··· MATERIAL FOR THE TASK ···

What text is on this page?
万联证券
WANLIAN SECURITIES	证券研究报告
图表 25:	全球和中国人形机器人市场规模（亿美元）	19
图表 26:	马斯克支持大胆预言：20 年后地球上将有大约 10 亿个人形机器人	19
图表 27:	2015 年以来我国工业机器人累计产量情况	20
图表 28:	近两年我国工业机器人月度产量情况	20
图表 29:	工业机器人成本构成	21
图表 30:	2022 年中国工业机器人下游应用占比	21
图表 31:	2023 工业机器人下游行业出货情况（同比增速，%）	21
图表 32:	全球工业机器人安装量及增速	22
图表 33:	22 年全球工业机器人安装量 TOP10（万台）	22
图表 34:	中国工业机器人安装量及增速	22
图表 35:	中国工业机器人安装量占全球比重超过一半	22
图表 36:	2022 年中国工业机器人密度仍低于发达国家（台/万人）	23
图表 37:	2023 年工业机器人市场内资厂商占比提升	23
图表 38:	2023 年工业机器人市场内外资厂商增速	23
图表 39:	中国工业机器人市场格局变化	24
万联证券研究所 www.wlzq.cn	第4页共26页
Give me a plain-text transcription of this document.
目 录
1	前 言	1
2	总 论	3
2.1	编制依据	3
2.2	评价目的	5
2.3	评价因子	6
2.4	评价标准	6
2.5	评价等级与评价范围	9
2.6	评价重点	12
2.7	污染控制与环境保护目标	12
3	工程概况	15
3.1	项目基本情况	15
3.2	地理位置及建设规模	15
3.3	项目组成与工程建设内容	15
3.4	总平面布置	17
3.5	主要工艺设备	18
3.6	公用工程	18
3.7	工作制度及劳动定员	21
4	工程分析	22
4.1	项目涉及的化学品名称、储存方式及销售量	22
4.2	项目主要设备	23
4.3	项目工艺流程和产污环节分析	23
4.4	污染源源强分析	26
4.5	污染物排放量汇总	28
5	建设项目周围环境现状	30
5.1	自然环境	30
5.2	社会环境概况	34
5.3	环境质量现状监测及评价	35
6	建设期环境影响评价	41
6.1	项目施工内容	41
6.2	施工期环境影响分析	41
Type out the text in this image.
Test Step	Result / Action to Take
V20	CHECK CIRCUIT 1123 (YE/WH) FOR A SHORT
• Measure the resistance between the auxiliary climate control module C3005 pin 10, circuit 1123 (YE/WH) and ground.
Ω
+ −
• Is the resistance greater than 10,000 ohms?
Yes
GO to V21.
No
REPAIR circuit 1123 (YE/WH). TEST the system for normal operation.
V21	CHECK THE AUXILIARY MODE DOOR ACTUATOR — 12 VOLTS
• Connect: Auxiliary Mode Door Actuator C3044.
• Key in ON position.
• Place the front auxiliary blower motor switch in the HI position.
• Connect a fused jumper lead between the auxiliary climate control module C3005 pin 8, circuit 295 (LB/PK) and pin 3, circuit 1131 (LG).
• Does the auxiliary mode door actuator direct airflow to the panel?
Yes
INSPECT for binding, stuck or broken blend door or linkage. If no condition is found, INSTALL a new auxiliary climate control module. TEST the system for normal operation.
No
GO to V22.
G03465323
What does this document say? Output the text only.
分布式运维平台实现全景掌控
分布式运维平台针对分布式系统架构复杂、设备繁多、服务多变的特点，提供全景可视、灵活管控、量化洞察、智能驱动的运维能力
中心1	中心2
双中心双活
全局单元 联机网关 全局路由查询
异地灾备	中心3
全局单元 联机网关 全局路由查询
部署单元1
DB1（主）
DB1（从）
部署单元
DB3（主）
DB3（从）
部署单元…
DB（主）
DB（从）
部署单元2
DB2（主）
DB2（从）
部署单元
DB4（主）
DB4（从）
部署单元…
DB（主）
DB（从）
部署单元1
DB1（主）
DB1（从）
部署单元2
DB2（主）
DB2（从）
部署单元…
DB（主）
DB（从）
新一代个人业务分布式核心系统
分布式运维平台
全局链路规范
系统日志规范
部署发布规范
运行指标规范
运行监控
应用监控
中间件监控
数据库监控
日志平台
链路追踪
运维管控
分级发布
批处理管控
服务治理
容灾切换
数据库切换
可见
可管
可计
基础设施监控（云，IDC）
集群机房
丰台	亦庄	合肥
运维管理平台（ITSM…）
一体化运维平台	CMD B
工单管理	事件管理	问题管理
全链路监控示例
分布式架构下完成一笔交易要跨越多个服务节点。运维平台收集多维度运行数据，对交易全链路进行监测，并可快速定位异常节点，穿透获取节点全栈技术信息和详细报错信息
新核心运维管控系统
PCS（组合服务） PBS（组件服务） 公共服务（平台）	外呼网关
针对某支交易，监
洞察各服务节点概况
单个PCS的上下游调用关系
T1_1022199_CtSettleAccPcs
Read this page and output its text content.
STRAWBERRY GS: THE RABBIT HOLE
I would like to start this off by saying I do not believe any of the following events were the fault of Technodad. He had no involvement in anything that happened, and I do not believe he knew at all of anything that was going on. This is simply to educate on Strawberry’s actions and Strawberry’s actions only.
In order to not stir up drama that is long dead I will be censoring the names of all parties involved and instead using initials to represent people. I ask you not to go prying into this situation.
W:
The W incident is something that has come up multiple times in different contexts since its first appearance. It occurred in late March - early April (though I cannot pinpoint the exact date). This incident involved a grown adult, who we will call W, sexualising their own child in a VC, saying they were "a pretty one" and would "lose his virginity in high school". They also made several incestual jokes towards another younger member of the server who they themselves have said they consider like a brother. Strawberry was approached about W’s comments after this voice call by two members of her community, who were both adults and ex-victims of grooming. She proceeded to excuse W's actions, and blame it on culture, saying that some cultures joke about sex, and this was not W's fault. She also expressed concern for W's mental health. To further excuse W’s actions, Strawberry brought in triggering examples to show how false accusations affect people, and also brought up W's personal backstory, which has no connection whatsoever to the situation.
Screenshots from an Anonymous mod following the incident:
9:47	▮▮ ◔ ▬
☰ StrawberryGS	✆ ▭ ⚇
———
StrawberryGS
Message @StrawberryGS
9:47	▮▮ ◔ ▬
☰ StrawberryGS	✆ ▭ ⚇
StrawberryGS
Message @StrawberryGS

···

EXERCISE DETAILS: Copy each line containing the word "normal" from the data.

EXERCISE RESPONSE:
REPAIR circuit 1123 (YE/WH). TEST the system for normal operation.
INSPECT for binding, stuck or broken blend door or linkage. If no condition is found, INSTALL a new auxiliary climate control module. TEST the system for normal operation.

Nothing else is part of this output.